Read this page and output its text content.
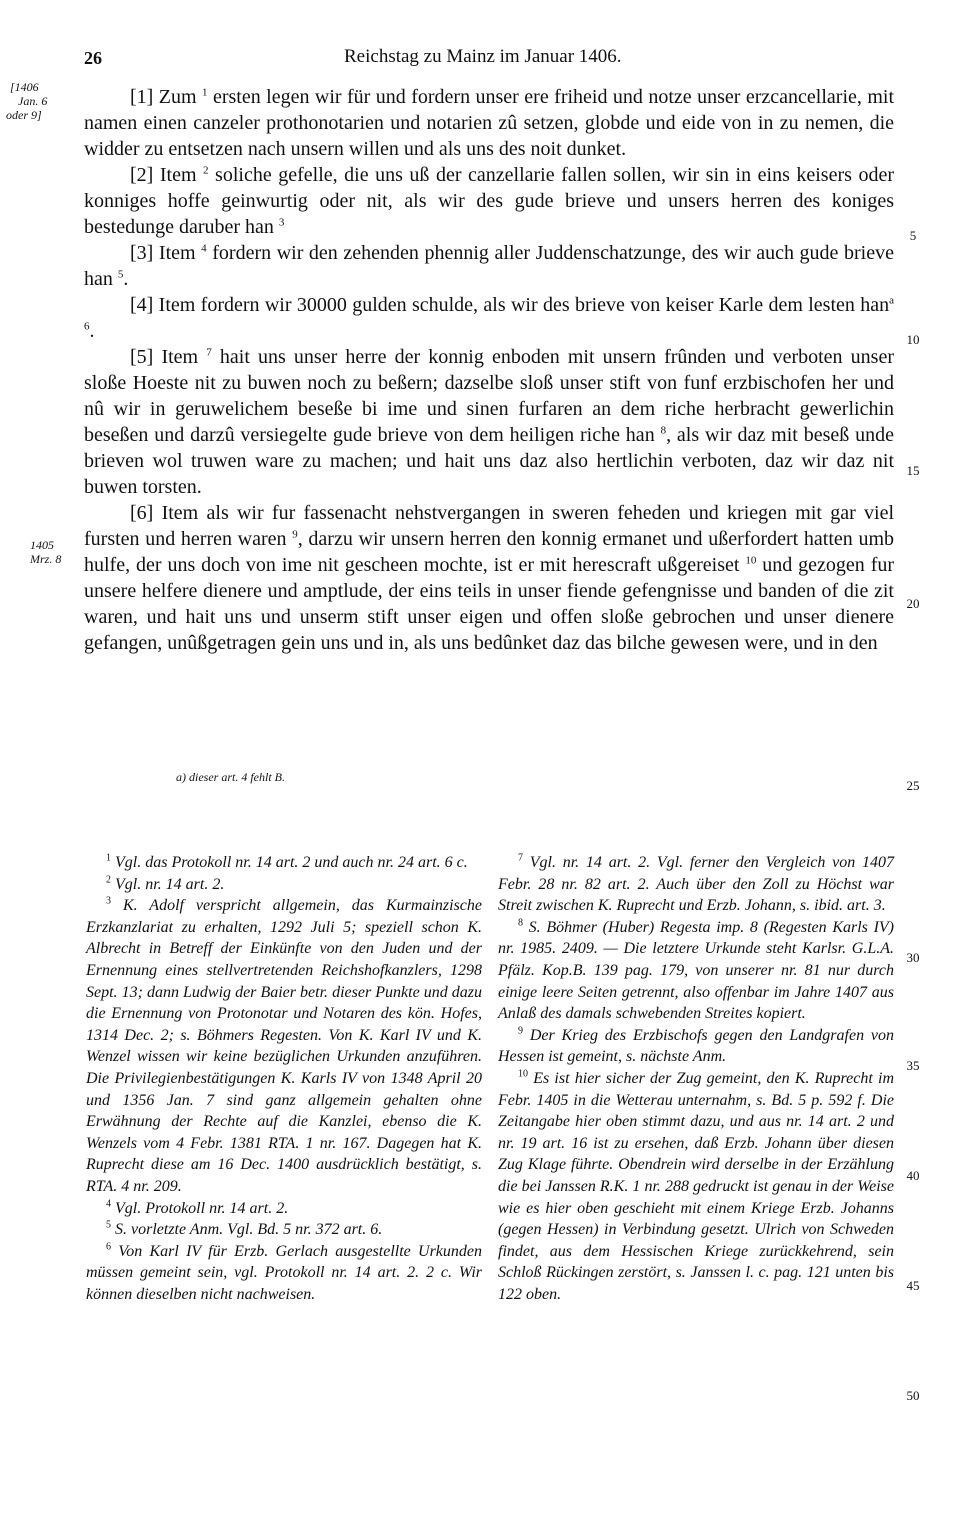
26	Reichstag zu Mainz im Januar 1406.
[1406
Jan. 6
oder 9]
1405
Mrz. 8
5
10
15
20
25
30
35
40
45
50

[1] Zum $^1$ ersten legen wir für und fordern unser ere friheid und notze unser erzcancellarie, mit namen einen canzeler prothonotarien und notarien zû setzen, globde und eide von in zu nemen, die widder zu entsetzen nach unsern willen und als uns des noit dunket.

[2] Item $^2$ soliche gefelle, die uns uß der canzellarie fallen sollen, wir sin in eins keisers oder konniges hoffe geinwurtig oder nit, als wir des gude brieve und unsers herren des koniges bestedunge daruber han $^3$

[3] Item $^4$ fordern wir den zehenden phennig aller Juddenschatzunge, des wir auch gude brieve han $^5$.

[4] Item fordern wir 30000 gulden schulde, als wir des brieve von keiser Karle dem lesten han$^{a 6}$.

[5] Item $^7$ hait uns unser herre der konnig enboden mit unsern frûnden und verboten unser sloße Hoeste nit zu buwen noch zu beßern; dazselbe sloß unser stift von funf erzbischofen her und nû wir in geruwelichem beseße bi ime und sinen furfaren an dem riche herbracht gewerlichin beseßen und darzû versiegelte gude brieve von dem heiligen riche han $^8$, als wir daz mit beseß unde brieven wol truwen ware zu machen; und hait uns daz also hertlichin verboten, daz wir daz nit buwen torsten.

[6] Item als wir fur fassenacht nehstvergangen in sweren feheden und kriegen mit gar viel fursten und herren waren $^9$, darzu wir unsern herren den konnig ermanet und ußerfordert hatten umb hulfe, der uns doch von ime nit gescheen mochte, ist er mit herescraft ußgereiset $^{10}$ und gezogen fur unsere helfere dienere und amptlude, der eins teils in unser fiende gefengnisse und banden of die zit waren, und hait uns und unserm stift unser eigen und offen sloße gebrochen und unser dienere gefangen, unûßgetragen gein uns und in, als uns bedûnket daz das bilche gewesen were, und in den

a) dieser art. 4 fehlt B.

$^1$ Vgl. das Protokoll nr. 14 art. 2 und auch nr. 24 art. 6 c.

$^2$ Vgl. nr. 14 art. 2.

$^3$ K. Adolf verspricht allgemein, das Kurmainzische Erzkanzlariat zu erhalten, 1292 Juli 5; speziell schon K. Albrecht in Betreff der Einkünfte von den Juden und der Ernennung eines stellvertretenden Reichshofkanzlers, 1298 Sept. 13; dann Ludwig der Baier betr. dieser Punkte und dazu die Ernennung von Protonotar und Notaren des kön. Hofes, 1314 Dec. 2; s. Böhmers Regesten. Von K. Karl IV und K. Wenzel wissen wir keine bezüglichen Urkunden anzuführen. Die Privilegienbestätigungen K. Karls IV von 1348 April 20 und 1356 Jan. 7 sind ganz allgemein gehalten ohne Erwähnung der Rechte auf die Kanzlei, ebenso die K. Wenzels vom 4 Febr. 1381 RTA. 1 nr. 167. Dagegen hat K. Ruprecht diese am 16 Dec. 1400 ausdrücklich bestätigt, s. RTA. 4 nr. 209.

$^4$ Vgl. Protokoll nr. 14 art. 2.

$^5$ S. vorletzte Anm. Vgl. Bd. 5 nr. 372 art. 6.

$^6$ Von Karl IV für Erzb. Gerlach ausgestellte Urkunden müssen gemeint sein, vgl. Protokoll nr. 14 art. 2. 2 c. Wir können dieselben nicht nachweisen.

$^7$ Vgl. nr. 14 art. 2. Vgl. ferner den Vergleich von 1407 Febr. 28 nr. 82 art. 2. Auch über den Zoll zu Höchst war Streit zwischen K. Ruprecht und Erzb. Johann, s. ibid. art. 3.

$^8$ S. Böhmer (Huber) Regesta imp. 8 (Regesten Karls IV) nr. 1985. 2409. — Die letztere Urkunde steht Karlsr. G.L.A. Pfälz. Kop.B. 139 pag. 179, von unserer nr. 81 nur durch einige leere Seiten getrennt, also offenbar im Jahre 1407 aus Anlaß des damals schwebenden Streites kopiert.

$^9$ Der Krieg des Erzbischofs gegen den Landgrafen von Hessen ist gemeint, s. nächste Anm.

$^{10}$ Es ist hier sicher der Zug gemeint, den K. Ruprecht im Febr. 1405 in die Wetterau unternahm, s. Bd. 5 p. 592 f. Die Zeitangabe hier oben stimmt dazu, und aus nr. 14 art. 2 und nr. 19 art. 16 ist zu ersehen, daß Erzb. Johann über diesen Zug Klage führte. Obendrein wird derselbe in der Erzählung die bei Janssen R.K. 1 nr. 288 gedruckt ist genau in der Weise wie es hier oben geschieht mit einem Kriege Erzb. Johanns (gegen Hessen) in Verbindung gesetzt. Ulrich von Schweden findet, aus dem Hessischen Kriege zurückkehrend, sein Schloß Rückingen zerstört, s. Janssen l. c. pag. 121 unten bis 122 oben.
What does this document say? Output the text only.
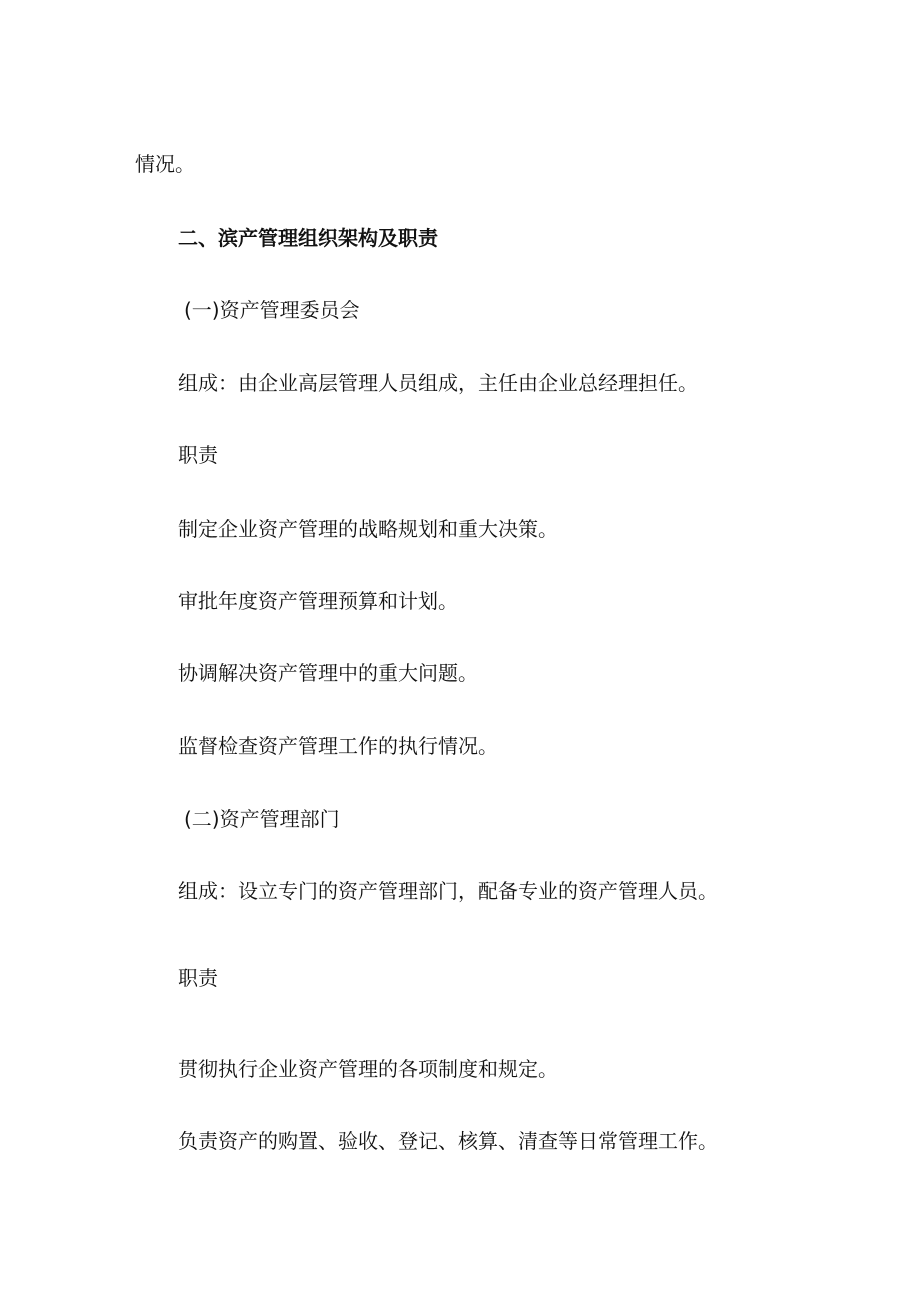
情况。
二、滨产管理组织架构及职责
(一)资产管理委员会
组成：由企业高层管理人员组成，主任由企业总经理担任。
职责
制定企业资产管理的战略规划和重大决策。
审批年度资产管理预算和计划。
协调解决资产管理中的重大问题。
监督检查资产管理工作的执行情况。
(二)资产管理部门
组成：设立专门的资产管理部门，配备专业的资产管理人员。
职责
贯彻执行企业资产管理的各项制度和规定。
负责资产的购置、验收、登记、核算、清查等日常管理工作。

##########

Directions:
Without the pictures, return all the records precisely as they stand.

The solution:
Read this page and output its text content.
26	Reichstag zu Mainz im Januar 1406.
[1406
Jan. 6
oder 9]
1405
Mrz. 8
5
10
15
20
25
30
35
40
45
50

[1] Zum $^1$ ersten legen wir für und fordern unser ere friheid und notze unser erzcancellarie, mit namen einen canzeler prothonotarien und notarien zû setzen, globde und eide von in zu nemen, die widder zu entsetzen nach unsern willen und als uns des noit dunket.

[2] Item $^2$ soliche gefelle, die uns uß der canzellarie fallen sollen, wir sin in eins keisers oder konniges hoffe geinwurtig oder nit, als wir des gude brieve und unsers herren des koniges bestedunge daruber han $^3$

[3] Item $^4$ fordern wir den zehenden phennig aller Juddenschatzunge, des wir auch gude brieve han $^5$.

[4] Item fordern wir 30000 gulden schulde, als wir des brieve von keiser Karle dem lesten han$^{a 6}$.

[5] Item $^7$ hait uns unser herre der konnig enboden mit unsern frûnden und verboten unser sloße Hoeste nit zu buwen noch zu beßern; dazselbe sloß unser stift von funf erzbischofen her und nû wir in geruwelichem beseße bi ime und sinen furfaren an dem riche herbracht gewerlichin beseßen und darzû versiegelte gude brieve von dem heiligen riche han $^8$, als wir daz mit beseß unde brieven wol truwen ware zu machen; und hait uns daz also hertlichin verboten, daz wir daz nit buwen torsten.

[6] Item als wir fur fassenacht nehstvergangen in sweren feheden und kriegen mit gar viel fursten und herren waren $^9$, darzu wir unsern herren den konnig ermanet und ußerfordert hatten umb hulfe, der uns doch von ime nit gescheen mochte, ist er mit herescraft ußgereiset $^{10}$ und gezogen fur unsere helfere dienere und amptlude, der eins teils in unser fiende gefengnisse und banden of die zit waren, und hait uns und unserm stift unser eigen und offen sloße gebrochen und unser dienere gefangen, unûßgetragen gein uns und in, als uns bedûnket daz das bilche gewesen were, und in den

a) dieser art. 4 fehlt B.

$^1$ Vgl. das Protokoll nr. 14 art. 2 und auch nr. 24 art. 6 c.

$^2$ Vgl. nr. 14 art. 2.

$^3$ K. Adolf verspricht allgemein, das Kurmainzische Erzkanzlariat zu erhalten, 1292 Juli 5; speziell schon K. Albrecht in Betreff der Einkünfte von den Juden und der Ernennung eines stellvertretenden Reichshofkanzlers, 1298 Sept. 13; dann Ludwig der Baier betr. dieser Punkte und dazu die Ernennung von Protonotar und Notaren des kön. Hofes, 1314 Dec. 2; s. Böhmers Regesten. Von K. Karl IV und K. Wenzel wissen wir keine bezüglichen Urkunden anzuführen. Die Privilegienbestätigungen K. Karls IV von 1348 April 20 und 1356 Jan. 7 sind ganz allgemein gehalten ohne Erwähnung der Rechte auf die Kanzlei, ebenso die K. Wenzels vom 4 Febr. 1381 RTA. 1 nr. 167. Dagegen hat K. Ruprecht diese am 16 Dec. 1400 ausdrücklich bestätigt, s. RTA. 4 nr. 209.

$^4$ Vgl. Protokoll nr. 14 art. 2.

$^5$ S. vorletzte Anm. Vgl. Bd. 5 nr. 372 art. 6.

$^6$ Von Karl IV für Erzb. Gerlach ausgestellte Urkunden müssen gemeint sein, vgl. Protokoll nr. 14 art. 2. 2 c. Wir können dieselben nicht nachweisen.

$^7$ Vgl. nr. 14 art. 2. Vgl. ferner den Vergleich von 1407 Febr. 28 nr. 82 art. 2. Auch über den Zoll zu Höchst war Streit zwischen K. Ruprecht und Erzb. Johann, s. ibid. art. 3.

$^8$ S. Böhmer (Huber) Regesta imp. 8 (Regesten Karls IV) nr. 1985. 2409. — Die letztere Urkunde steht Karlsr. G.L.A. Pfälz. Kop.B. 139 pag. 179, von unserer nr. 81 nur durch einige leere Seiten getrennt, also offenbar im Jahre 1407 aus Anlaß des damals schwebenden Streites kopiert.

$^9$ Der Krieg des Erzbischofs gegen den Landgrafen von Hessen ist gemeint, s. nächste Anm.

$^{10}$ Es ist hier sicher der Zug gemeint, den K. Ruprecht im Febr. 1405 in die Wetterau unternahm, s. Bd. 5 p. 592 f. Die Zeitangabe hier oben stimmt dazu, und aus nr. 14 art. 2 und nr. 19 art. 16 ist zu ersehen, daß Erzb. Johann über diesen Zug Klage führte. Obendrein wird derselbe in der Erzählung die bei Janssen R.K. 1 nr. 288 gedruckt ist genau in der Weise wie es hier oben geschieht mit einem Kriege Erzb. Johanns (gegen Hessen) in Verbindung gesetzt. Ulrich von Schweden findet, aus dem Hessischen Kriege zurückkehrend, sein Schloß Rückingen zerstört, s. Janssen l. c. pag. 121 unten bis 122 oben.
What does this document say? Output the text only.
情况。
二、滨产管理组织架构及职责
(一)资产管理委员会
组成：由企业高层管理人员组成，主任由企业总经理担任。
职责
制定企业资产管理的战略规划和重大决策。
审批年度资产管理预算和计划。
协调解决资产管理中的重大问题。
监督检查资产管理工作的执行情况。
(二)资产管理部门
组成：设立专门的资产管理部门，配备专业的资产管理人员。
职责
贯彻执行企业资产管理的各项制度和规定。
负责资产的购置、验收、登记、核算、清查等日常管理工作。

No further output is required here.